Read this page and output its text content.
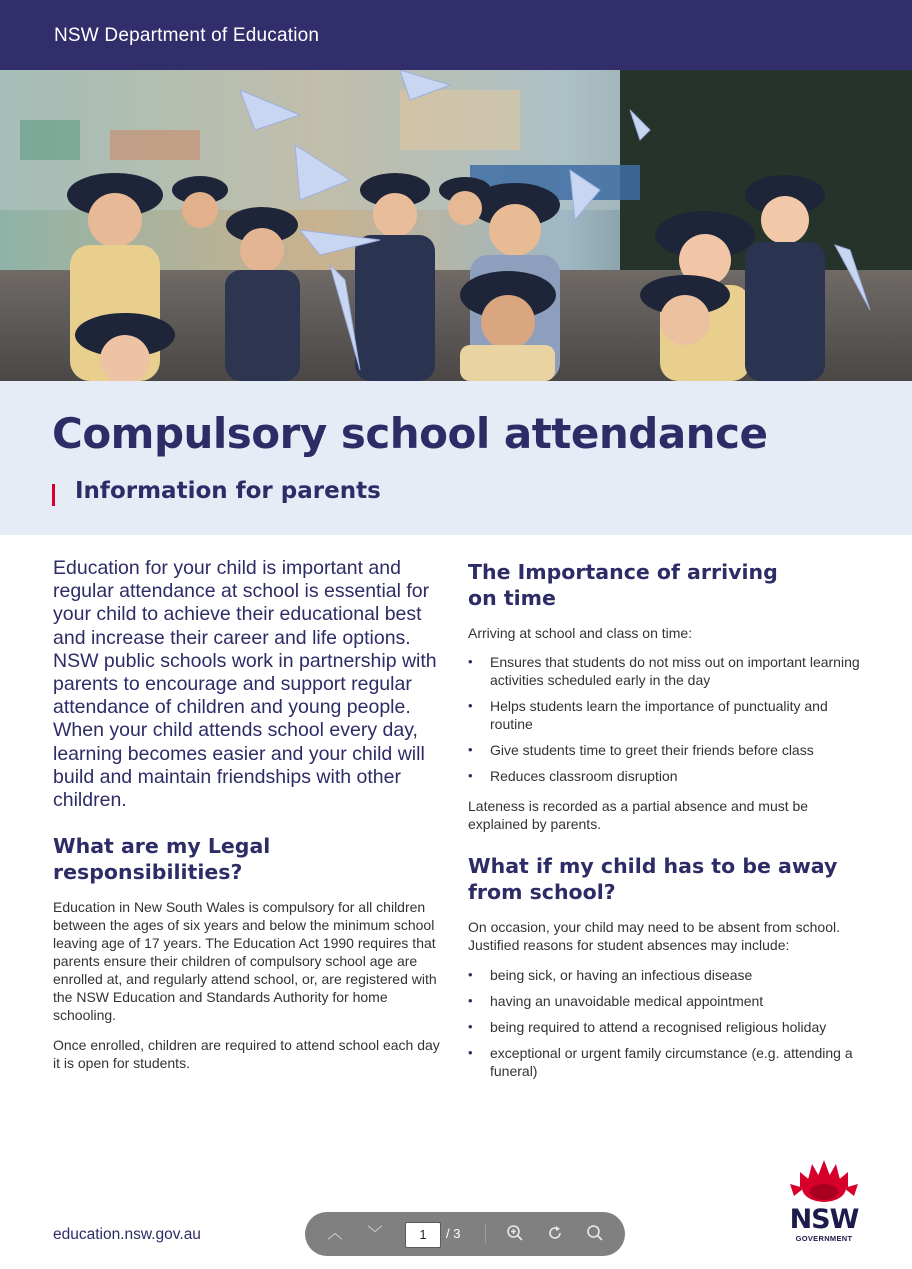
NSW Department of Education
Compulsory school attendance
Information for parents

Education for your child is important and regular attendance at school is essential for your child to achieve their educational best and increase their career and life options. NSW public schools work in partnership with parents to encourage and support regular attendance of children and young people. When your child attends school every day, learning becomes easier and your child will build and maintain friendships with other children.

What are my Legal responsibilities?

Education in New South Wales is compulsory for all children between the ages of six years and below the minimum school leaving age of 17 years. The Education Act 1990 requires that parents ensure their children of compulsory school age are enrolled at, and regularly attend school, or, are registered with the NSW Education and Standards Authority for home schooling.

Once enrolled, children are required to attend school each day it is open for students.

The Importance of arriving on time

Arriving at school and class on time:

• Ensures that students do not miss out on important learning activities scheduled early in the day
• Helps students learn the importance of punctuality and routine
• Give students time to greet their friends before class
• Reduces classroom disruption

Lateness is recorded as a partial absence and must be explained by parents.

What if my child has to be away from school?

On occasion, your child may need to be absent from school. Justified reasons for student absences may include:

• being sick, or having an infectious disease
• having an unavoidable medical appointment
• being required to attend a recognised religious holiday
• exceptional or urgent family circumstance (e.g. attending a funeral)
education.nsw.gov.au	︿ ﹀	1	/ 3	NSW
GOVERNMENT
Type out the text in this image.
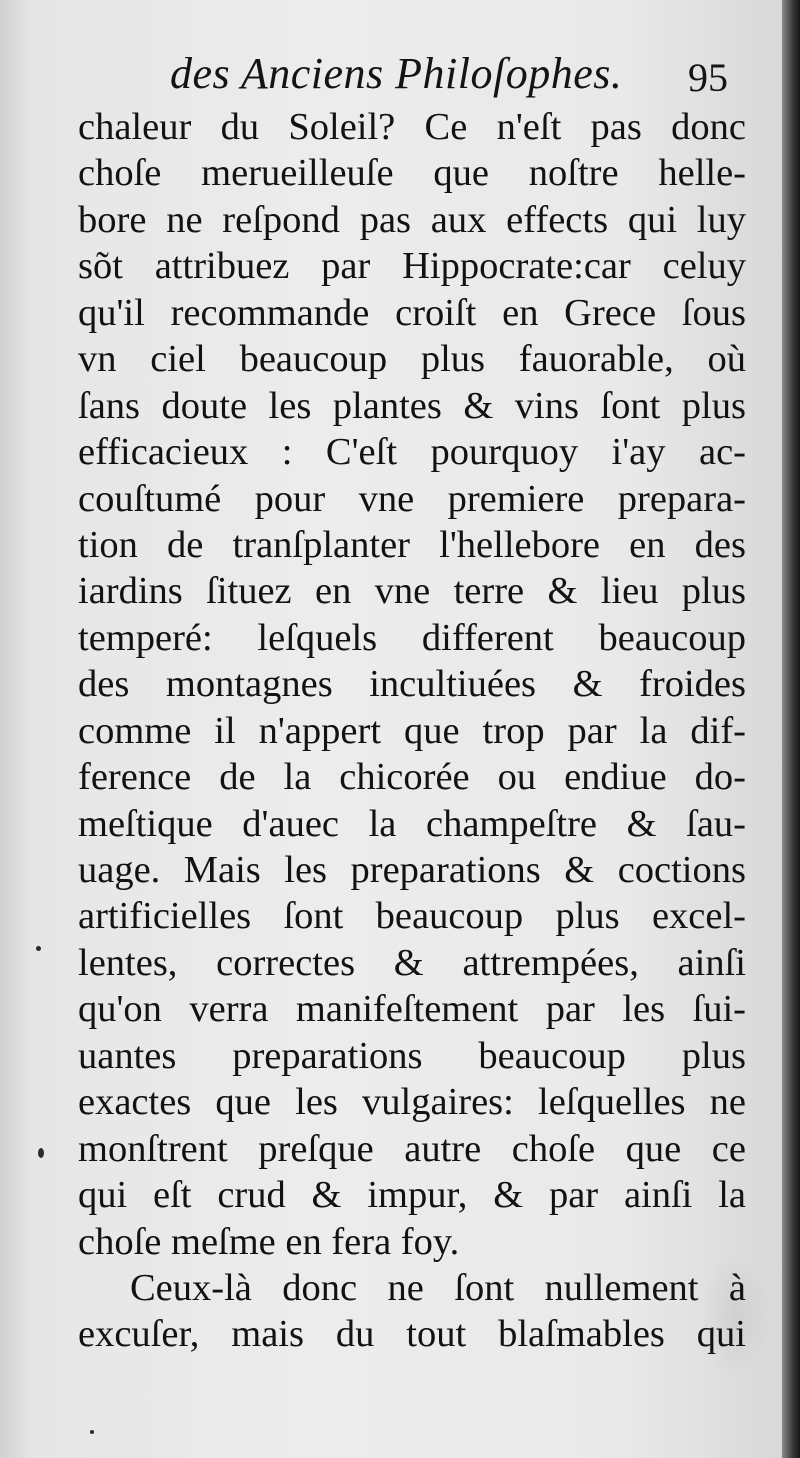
des Anciens Philoſophes. 95
chaleur du Soleil? Ce n'eſt pas donc
choſe merueilleuſe que noſtre helle-
bore ne reſpond pas aux effects qui luy
sõt attribuez par Hippocrate:car celuy
qu'il recommande croiſt en Grece ſous
vn ciel beaucoup plus fauorable, où
ſans doute les plantes & vins ſont plus
efficacieux : C'eſt pourquoy i'ay ac-
couſtumé pour vne premiere prepara-
tion de tranſplanter l'hellebore en des
iardins ſituez en vne terre & lieu plus
temperé: leſquels different beaucoup
des montagnes incultiuées & froides
comme il n'appert que trop par la dif-
ference de la chicorée ou endiue do-
meſtique d'auec la champeſtre & ſau-
uage. Mais les preparations & coctions
artificielles ſont beaucoup plus excel-
lentes, correctes & attrempées, ainſi
qu'on verra manifeſtement par les ſui-
uantes preparations beaucoup plus
exactes que les vulgaires: leſquelles ne
monſtrent preſque autre choſe que ce
qui eſt crud & impur, & par ainſi la
choſe meſme en fera foy.
Ceux-là donc ne ſont nullement à
excuſer, mais du tout blaſmables qui
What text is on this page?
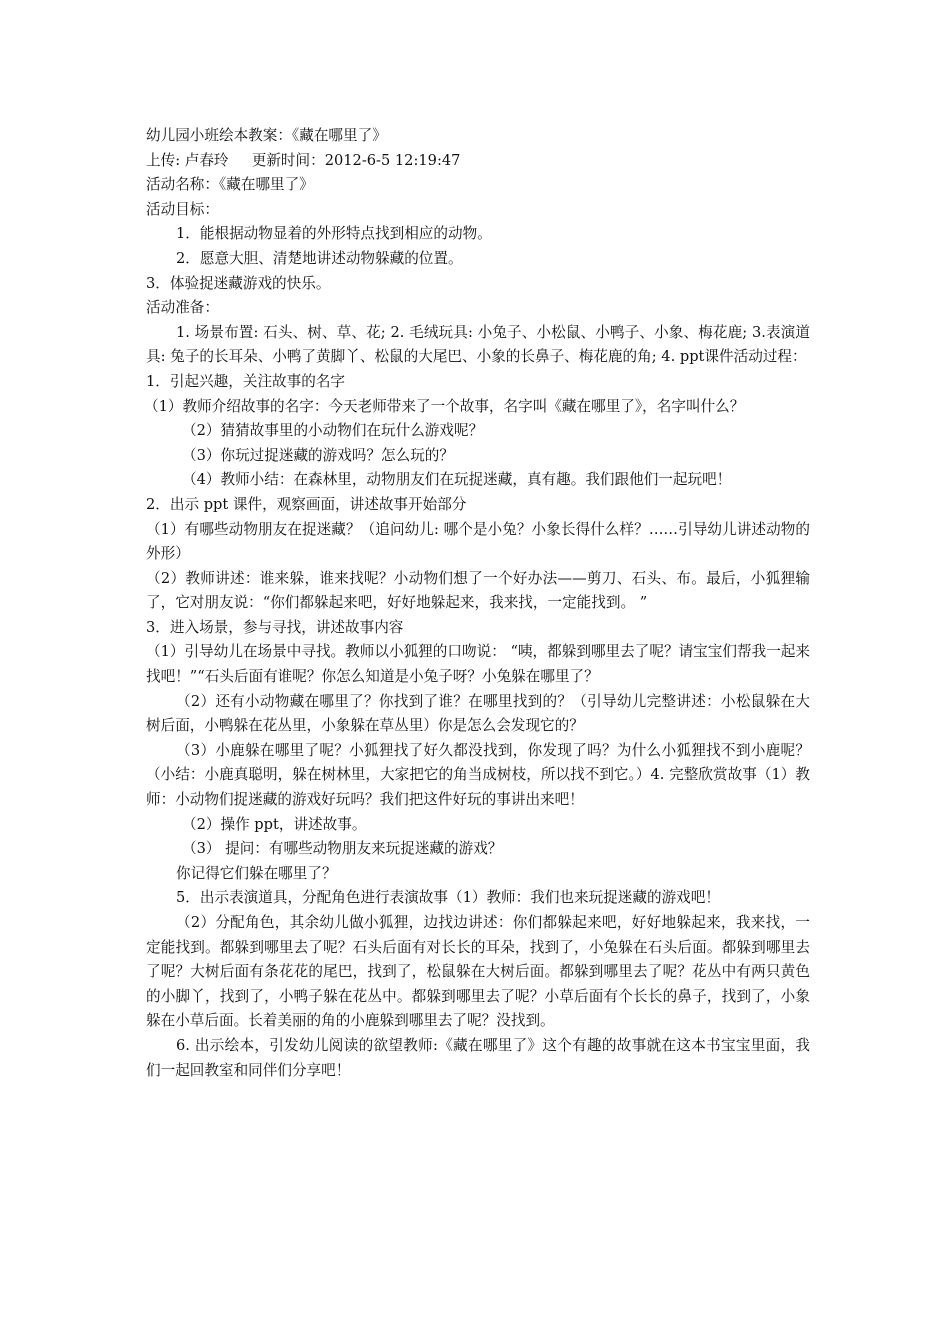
幼儿园小班绘本教案：《藏在哪里了》

上传: 卢春玲     更新时间：2012-6-5 12:19:47

活动名称：《藏在哪里了》

活动目标：

1．能根据动物显着的外形特点找到相应的动物。

2．愿意大胆、清楚地讲述动物躲藏的位置。

3．体验捉迷藏游戏的快乐。

活动准备：

1. 场景布置: 石头、树、草、花; 2. 毛绒玩具: 小兔子、小松鼠、小鸭子、小象、梅花鹿; 3.表演道具: 兔子的长耳朵、小鸭了黄脚丫、松鼠的大尾巴、小象的长鼻子、梅花鹿的角; 4. ppt课件活动过程：

1．引起兴趣，关注故事的名字

（1）教师介绍故事的名字：今天老师带来了一个故事，名字叫《藏在哪里了》，名字叫什么？

（2）猜猜故事里的小动物们在玩什么游戏呢？

（3）你玩过捉迷藏的游戏吗？怎么玩的？

（4）教师小结：在森林里，动物朋友们在玩捉迷藏，真有趣。我们跟他们一起玩吧！

2．出示 ppt 课件，观察画面，讲述故事开始部分

（1）有哪些动物朋友在捉迷藏？（追问幼儿: 哪个是小兔？小象长得什么样？……引导幼儿讲述动物的外形）

（2）教师讲述：谁来躲，谁来找呢？小动物们想了一个好办法——剪刀、石头、布。最后，小狐狸输了，它对朋友说：“你们都躲起来吧，好好地躲起来，我来找，一定能找到。 ”

3．进入场景，参与寻找，讲述故事内容

（1）引导幼儿在场景中寻找。教师以小狐狸的口吻说： “咦，都躲到哪里去了呢？请宝宝们帮我一起来找吧！”“石头后面有谁呢？你怎么知道是小兔子呀？小兔躲在哪里了？

（2）还有小动物藏在哪里了？你找到了谁？在哪里找到的？（引导幼儿完整讲述：小松鼠躲在大树后面，小鸭躲在花丛里，小象躲在草丛里）你是怎么会发现它的？

（3）小鹿躲在哪里了呢？小狐狸找了好久都没找到，你发现了吗？为什么小狐狸找不到小鹿呢？（小结：小鹿真聪明，躲在树林里，大家把它的角当成树枝，所以找不到它。）4. 完整欣赏故事（1）教师：小动物们捉迷藏的游戏好玩吗？我们把这件好玩的事讲出来吧！

（2）操作 ppt，讲述故事。

（3） 提问：有哪些动物朋友来玩捉迷藏的游戏？

你记得它们躲在哪里了？

5．出示表演道具，分配角色进行表演故事（1）教师：我们也来玩捉迷藏的游戏吧！

（2）分配角色，其余幼儿做小狐狸，边找边讲述：你们都躲起来吧，好好地躲起来，我来找，一定能找到。都躲到哪里去了呢？石头后面有对长长的耳朵，找到了，小兔躲在石头后面。都躲到哪里去了呢？大树后面有条花花的尾巴，找到了，松鼠躲在大树后面。都躲到哪里去了呢？花丛中有两只黄色的小脚丫，找到了，小鸭子躲在花丛中。都躲到哪里去了呢？小草后面有个长长的鼻子，找到了，小象躲在小草后面。长着美丽的角的小鹿躲到哪里去了呢？没找到。

6. 出示绘本，引发幼儿阅读的欲望教师:《藏在哪里了》这个有趣的故事就在这本书宝宝里面，我们一起回教室和同伴们分享吧！
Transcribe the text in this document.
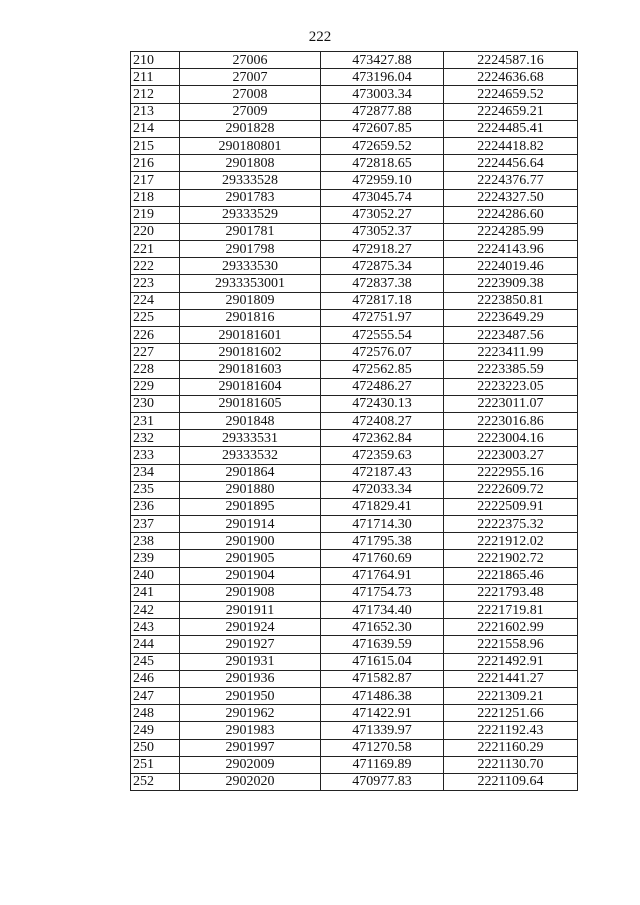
222
210	27006	473427.88	2224587.16
211	27007	473196.04	2224636.68
212	27008	473003.34	2224659.52
213	27009	472877.88	2224659.21
214	2901828	472607.85	2224485.41
215	290180801	472659.52	2224418.82
216	2901808	472818.65	2224456.64
217	29333528	472959.10	2224376.77
218	2901783	473045.74	2224327.50
219	29333529	473052.27	2224286.60
220	2901781	473052.37	2224285.99
221	2901798	472918.27	2224143.96
222	29333530	472875.34	2224019.46
223	2933353001	472837.38	2223909.38
224	2901809	472817.18	2223850.81
225	2901816	472751.97	2223649.29
226	290181601	472555.54	2223487.56
227	290181602	472576.07	2223411.99
228	290181603	472562.85	2223385.59
229	290181604	472486.27	2223223.05
230	290181605	472430.13	2223011.07
231	2901848	472408.27	2223016.86
232	29333531	472362.84	2223004.16
233	29333532	472359.63	2223003.27
234	2901864	472187.43	2222955.16
235	2901880	472033.34	2222609.72
236	2901895	471829.41	2222509.91
237	2901914	471714.30	2222375.32
238	2901900	471795.38	2221912.02
239	2901905	471760.69	2221902.72
240	2901904	471764.91	2221865.46
241	2901908	471754.73	2221793.48
242	2901911	471734.40	2221719.81
243	2901924	471652.30	2221602.99
244	2901927	471639.59	2221558.96
245	2901931	471615.04	2221492.91
246	2901936	471582.87	2221441.27
247	2901950	471486.38	2221309.21
248	2901962	471422.91	2221251.66
249	2901983	471339.97	2221192.43
250	2901997	471270.58	2221160.29
251	2902009	471169.89	2221130.70
252	2902020	470977.83	2221109.64
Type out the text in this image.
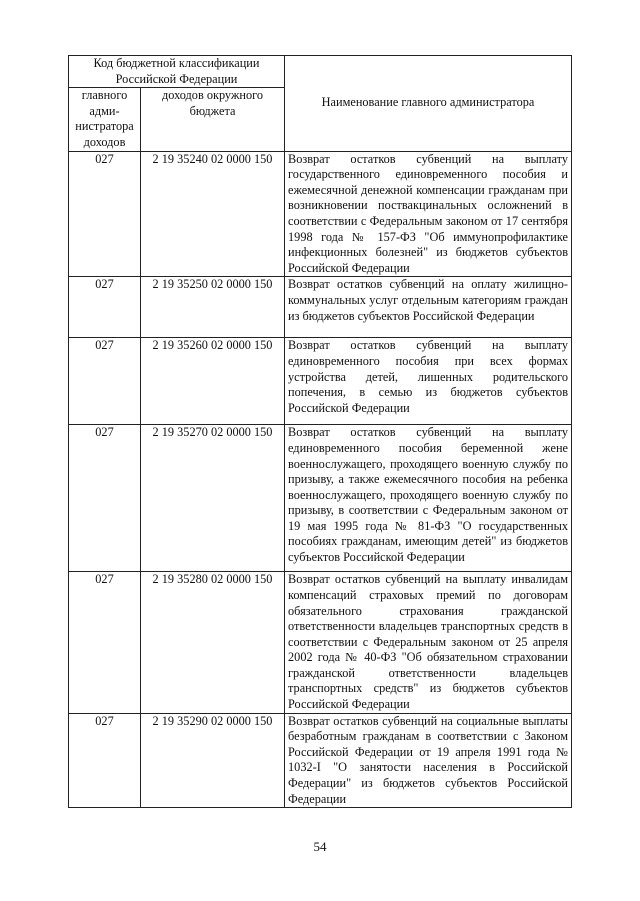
Код бюджетной классификации Российской Федерации		Наименование главного администратора
главного адми-нистратора доходов	доходов окружного бюджета	
027	2 19 35240 02 0000 150	Возврат остатков субвенций на выплату государственного единовременного пособия и ежемесячной денежной компенсации гражданам при возникновении поствакцинальных осложнений в соответствии с Федеральным законом от 17 сентября 1998 года № 157-ФЗ "Об иммунопрофилактике инфекционных болезней" из бюджетов субъектов Российской Федерации
027	2 19 35250 02 0000 150	Возврат остатков субвенций на оплату жилищно-коммунальных услуг отдельным категориям граждан из бюджетов субъектов Российской Федерации
027	2 19 35260 02 0000 150	Возврат остатков субвенций на выплату единовременного пособия при всех формах устройства детей, лишенных родительского попечения, в семью из бюджетов субъектов Российской Федерации
027	2 19 35270 02 0000 150	Возврат остатков субвенций на выплату единовременного пособия беременной жене военнослужащего, проходящего военную службу по призыву, а также ежемесячного пособия на ребенка военнослужащего, проходящего военную службу по призыву, в соответствии с Федеральным законом от 19 мая 1995 года № 81-ФЗ "О государственных пособиях гражданам, имеющим детей" из бюджетов субъектов Российской Федерации
027	2 19 35280 02 0000 150	Возврат остатков субвенций на выплату инвалидам компенсаций страховых премий по договорам обязательного страхования гражданской ответственности владельцев транспортных средств в соответствии с Федеральным законом от 25 апреля 2002 года № 40-ФЗ "Об обязательном страховании гражданской ответственности владельцев транспортных средств" из бюджетов субъектов Российской Федерации
027	2 19 35290 02 0000 150	Возврат остатков субвенций на социальные выплаты безработным гражданам в соответствии с Законом Российской Федерации от 19 апреля 1991 года № 1032-I "О занятости населения в Российской Федерации" из бюджетов субъектов Российской Федерации
54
------------------------
→ **Aim**
Among the lines of the material, find those that hold the word "ſont" and copy them.

→ **Exercise answer**
ſans doute les plantes & vins ſont plus
artificielles ſont beaucoup plus excel-
Ceux-là donc ne ſont nullement à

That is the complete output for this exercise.